The exercise
Return every line from the records below that contains the word "bounding".

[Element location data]
(begin)
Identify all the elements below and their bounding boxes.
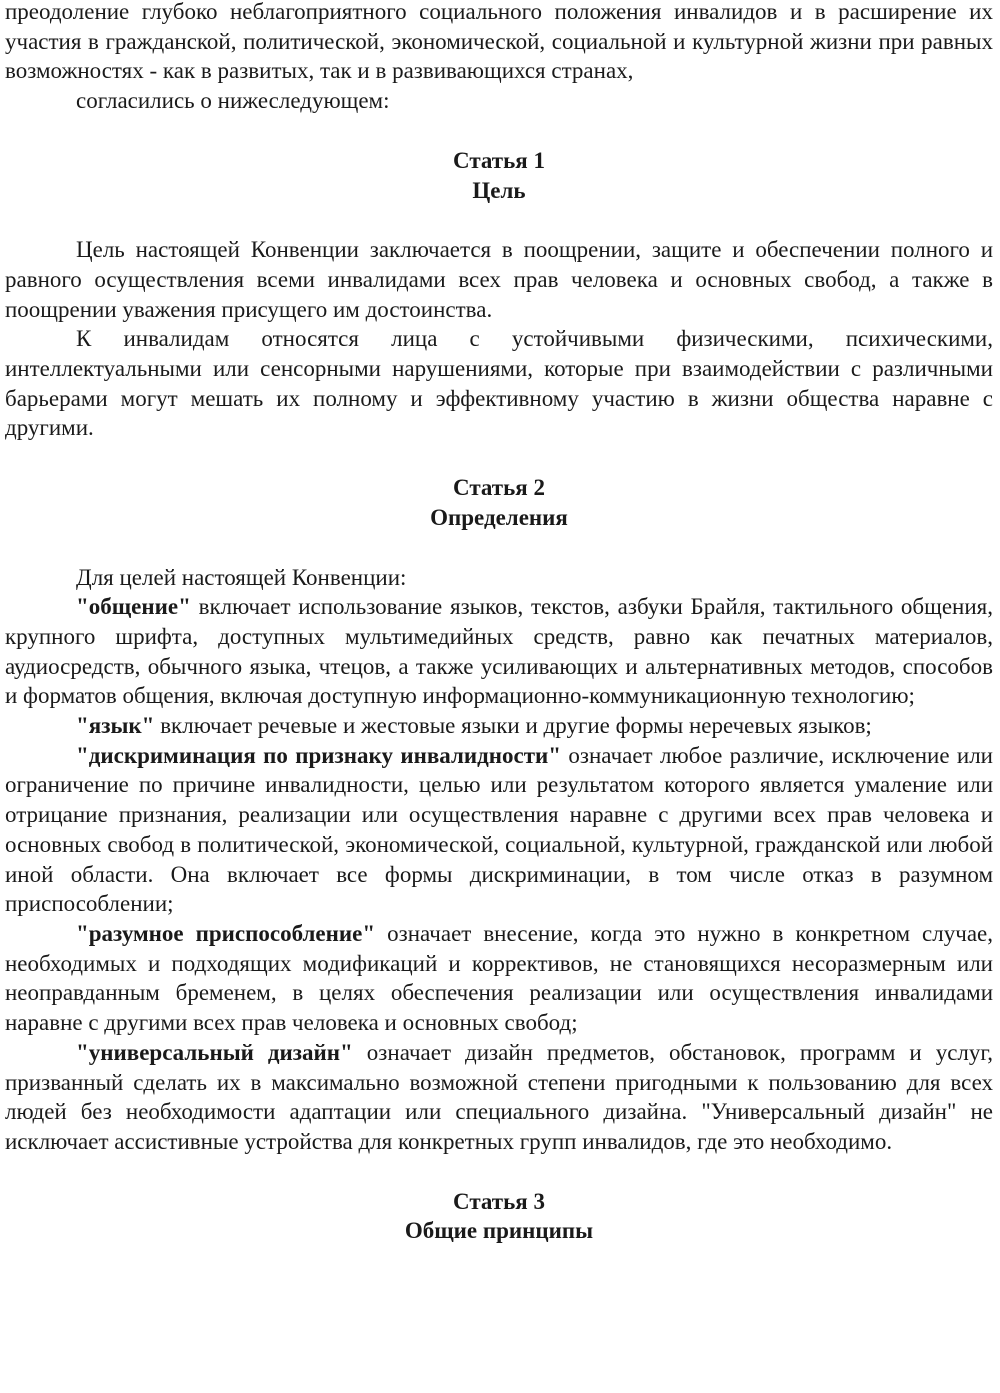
spacer xyxy=(5,116,993,146)
spacer xyxy=(5,533,993,563)
definition-text: включает речевые и жестовые языки и другие формы неречевых языков; xyxy=(154,713,872,739)
definition-term: "дискриминация по признаку инвалидности" xyxy=(76,742,562,768)
definition-text: означает дизайн предметов, обстановок, программ и услуг, призванный сделать их в максимально возможной степени пригодными к пользованию для всех людей без необходимости адаптации или специального дизайна. "Универсальный дизайн" не исключает ассистивные устройства для конкретных групп инвалидов, где это необходимо. xyxy=(5,1039,993,1154)
definition-text: включает использование языков, текстов, азбуки Брайля, тактильного общения, крупного шрифта, доступных мультимедийных средств, равно как печатных материалов, аудиосредств, обычного языка, чтецов, а также усиливающих и альтернативных методов, способов и форматов общения, включая доступную информационно-коммуникационную технологию; xyxy=(5,594,993,709)
article1-title: Цель xyxy=(472,177,526,203)
definition-term: "общение" xyxy=(76,594,191,620)
definition-discrimination xyxy=(5,741,993,919)
definition-reasonable-accommodation xyxy=(5,919,993,1038)
definition-text: означает внесение, когда это нужно в конкретном случае, необходимых и подходящих модификаций и коррективов, не становящихся несоразмерным или неоправданным бременем, в целях обеспечения реализации или осуществления инвалидами наравне с другими всех прав человека и основных свобод; xyxy=(5,920,993,1036)
article2-number: Статья 2 xyxy=(453,475,545,501)
article3-title: Общие принципы xyxy=(404,1218,594,1244)
article2-title: Определения xyxy=(430,504,568,530)
spacer xyxy=(5,443,993,473)
intro-continuation: преодоление глубоко неблагоприятного социального положения инвалидов и в расширение их участия в гражданской, политической, экономической, социальной и культурной жизни при равных возможностях - как в развитых, так и в развивающихся странах, xyxy=(5,0,993,84)
article1-paragraph: Цель настоящей Конвенции заключается в поощрении, защите и обеспечении полного и равного осуществления всеми инвалидами всех прав человека и основных свобод, а также в поощрении уважения присущего им достоинства. xyxy=(5,237,993,322)
definition-term: "разумное приспособление" xyxy=(76,920,376,946)
article2-lead: Для целей настоящей Конвенции: xyxy=(76,564,407,590)
article1-number: Статья 1 xyxy=(453,147,545,173)
definition-term: "язык" xyxy=(76,713,155,739)
spacer xyxy=(5,205,993,235)
spacer xyxy=(5,1157,993,1187)
definition-universal-design xyxy=(5,1038,993,1157)
definition-communication xyxy=(5,592,993,711)
definition-term: "универсальный дизайн" xyxy=(76,1039,353,1065)
intro-agreed: согласились о нижеследующем: xyxy=(76,88,390,114)
definition-language xyxy=(5,711,993,741)
article3-number: Статья 3 xyxy=(453,1188,545,1214)
document-page xyxy=(5,0,993,1246)
article1-paragraph: К инвалидам относятся лица с устойчивыми физическими, психическими, интеллектуальными или сенсорными нарушениями, которые при взаимодействии с различными барьерами могут мешать их полному и эффективному участию в жизни общества наравне с другими. xyxy=(5,326,993,441)
definition-text: означает любое различие, исключение или ограничение по причине инвалидности, целью или результатом которого является умаление или отрицание признания, реализации или осуществления наравне с другими всех прав человека и основных свобод в политической, экономической, социальной, культурной, гражданской или любой иной области. Она включает все формы дискриминации, в том числе отказ в разумном приспособлении; xyxy=(5,742,993,917)
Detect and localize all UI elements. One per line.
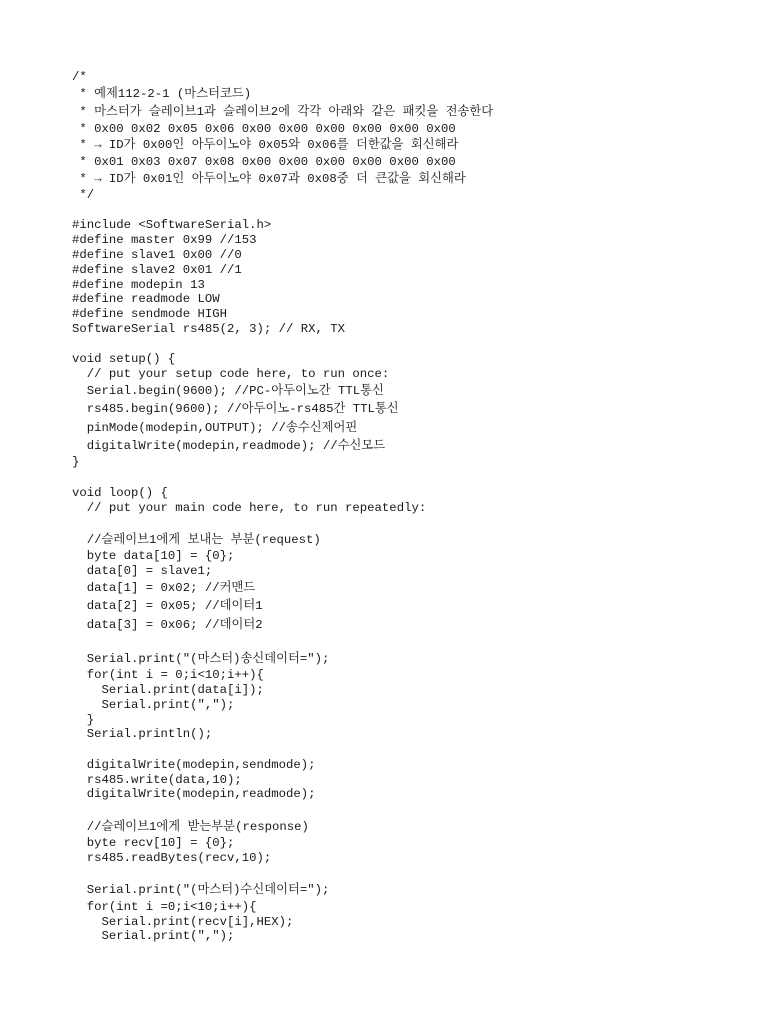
blank-line xyxy=(72,634,752,650)
code-line: byte recv[10] = {0}; xyxy=(72,836,235,851)
code-line: /* xyxy=(72,70,87,84)
code-line: Serial.print("(마스터)송신데이터="); xyxy=(72,651,330,666)
code-line: for(int i =0;i<10;i++){ xyxy=(72,899,257,914)
code-listing xyxy=(72,70,752,944)
code-line: //슬레이브1에게 받는부분(response) xyxy=(72,819,309,834)
code-line: Serial.begin(9600); //PC-아두이노간 TTL통신 xyxy=(72,383,384,398)
blank-line xyxy=(72,203,752,219)
blank-line xyxy=(72,742,752,758)
code-line: byte data[10] = {0}; xyxy=(72,549,235,564)
code-line: data[3] = 0x06; //데이터2 xyxy=(72,617,263,632)
code-line: * 0x01 0x03 0x07 0x08 0x00 0x00 0x00 0x00 0x00 0x00 xyxy=(72,154,456,169)
blank-line xyxy=(72,515,752,531)
code-line: * 예제112-2-1 (마스터코드) xyxy=(72,86,252,101)
code-line: Serial.print(","); xyxy=(72,697,235,712)
code-line: data[2] = 0x05; //데이터1 xyxy=(72,599,263,614)
blank-line xyxy=(72,337,752,353)
code-line: rs485.begin(9600); //아두이노-rs485간 TTL통신 xyxy=(72,402,399,417)
code-line: Serial.print(","); xyxy=(72,929,235,944)
code-line: digitalWrite(modepin,readmode); //수신모드 xyxy=(72,439,386,454)
blank-line xyxy=(72,802,752,818)
code-line: #define master 0x99 //153 xyxy=(72,233,257,248)
code-line: digitalWrite(modepin,readmode); xyxy=(72,787,316,802)
code-line: } xyxy=(72,712,95,727)
code-line: #include <SoftwareSerial.h> xyxy=(72,218,272,233)
code-line: rs485.readBytes(recv,10); xyxy=(72,850,272,865)
code-line: #define sendmode HIGH xyxy=(72,307,227,322)
code-line: Serial.print(data[i]); xyxy=(72,682,264,697)
code-line: void loop() { xyxy=(72,485,168,500)
blank-line xyxy=(72,866,752,882)
code-line: Serial.println(); xyxy=(72,727,213,742)
code-line: SoftwareSerial rs485(2, 3); // RX, TX xyxy=(72,321,346,336)
code-line: //슬레이브1에게 보내는 부분(request) xyxy=(72,533,321,548)
code-line: * 0x00 0x02 0x05 0x06 0x00 0x00 0x00 0x00 0x00 0x00 xyxy=(72,121,456,136)
code-line: Serial.print(recv[i],HEX); xyxy=(72,914,294,929)
code-line: data[1] = 0x02; //커맨드 xyxy=(72,581,256,596)
code-line: for(int i = 0;i<10;i++){ xyxy=(72,668,264,683)
code-line: digitalWrite(modepin,sendmode); xyxy=(72,757,316,772)
code-line: #define modepin 13 xyxy=(72,277,205,292)
code-line: #define slave1 0x00 //0 xyxy=(72,247,242,262)
code-line: */ xyxy=(72,187,95,202)
code-line: Serial.print("(마스터)수신데이터="); xyxy=(72,883,330,898)
code-line: // put your setup code here, to run once: xyxy=(72,367,390,382)
code-line: * → ID가 0x01인 아두이노야 0x07과 0x08중 더 큰값을 회신해라 xyxy=(72,171,466,186)
code-line: #define slave2 0x01 //1 xyxy=(72,262,242,277)
code-line: * → ID가 0x00인 아두이노야 0x05와 0x06를 더한값을 회신해라 xyxy=(72,138,459,153)
code-line: #define readmode LOW xyxy=(72,292,220,307)
code-line: } xyxy=(72,455,80,470)
code-line: data[0] = slave1; xyxy=(72,564,213,579)
code-line: * 마스터가 슬레이브1과 슬레이브2에 각각 아래와 같은 패킷을 전송한다 xyxy=(72,105,494,120)
code-line: pinMode(modepin,OUTPUT); //송수신제어핀 xyxy=(72,420,358,435)
code-line: rs485.write(data,10); xyxy=(72,772,242,787)
blank-line xyxy=(72,470,752,486)
code-line: // put your main code here, to run repeatedly: xyxy=(72,500,427,515)
code-line: void setup() { xyxy=(72,352,176,367)
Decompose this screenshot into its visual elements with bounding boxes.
(end)
Response to the exercise
Identify all the elements below and their bounding boxes.
Decompose this screenshot into its visual elements with bounding boxes.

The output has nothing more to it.